Reproduce all of the data below without alteration; exclude every picture.
## BEGIN
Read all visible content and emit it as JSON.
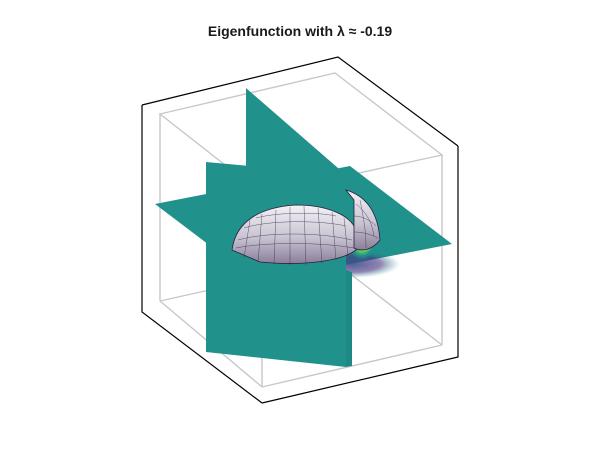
{
  "figure": {
    "title": "Eigenfunction with λ ≈ -0.19"
  },
  "colors": {
    "slice_fill": "#21918c",
    "surface_dark": "#3b0f47",
    "surface_mid": "#8a7f9a",
    "surface_light": "#ecebf0",
    "halo_yellow": "#fde725",
    "halo_green": "#5ec962",
    "halo_blue": "#3b528b",
    "back_box_edge": "#c8c8c8",
    "front_box_edge": "#000000"
  },
  "scene": {
    "type": "3d-volume-slices",
    "slices": [
      "x-slice",
      "y-slice",
      "z-slice"
    ],
    "isosurface": "dome"
  }
}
## END
◆ Response for this exercise
Read all visible content and emit it as JSON.
{
  "figure": {
    "title": "Eigenfunction with λ ≈ -0.19"
  },
  "colors": {
    "slice_fill": "#21918c",
    "surface_dark": "#3b0f47",
    "surface_mid": "#8a7f9a",
    "surface_light": "#ecebf0",
    "halo_yellow": "#fde725",
    "halo_green": "#5ec962",
    "halo_blue": "#3b528b",
    "back_box_edge": "#c8c8c8",
    "front_box_edge": "#000000"
  },
  "scene": {
    "type": "3d-volume-slices",
    "slices": [
      "x-slice",
      "y-slice",
      "z-slice"
    ],
    "isosurface": "dome"
  }
}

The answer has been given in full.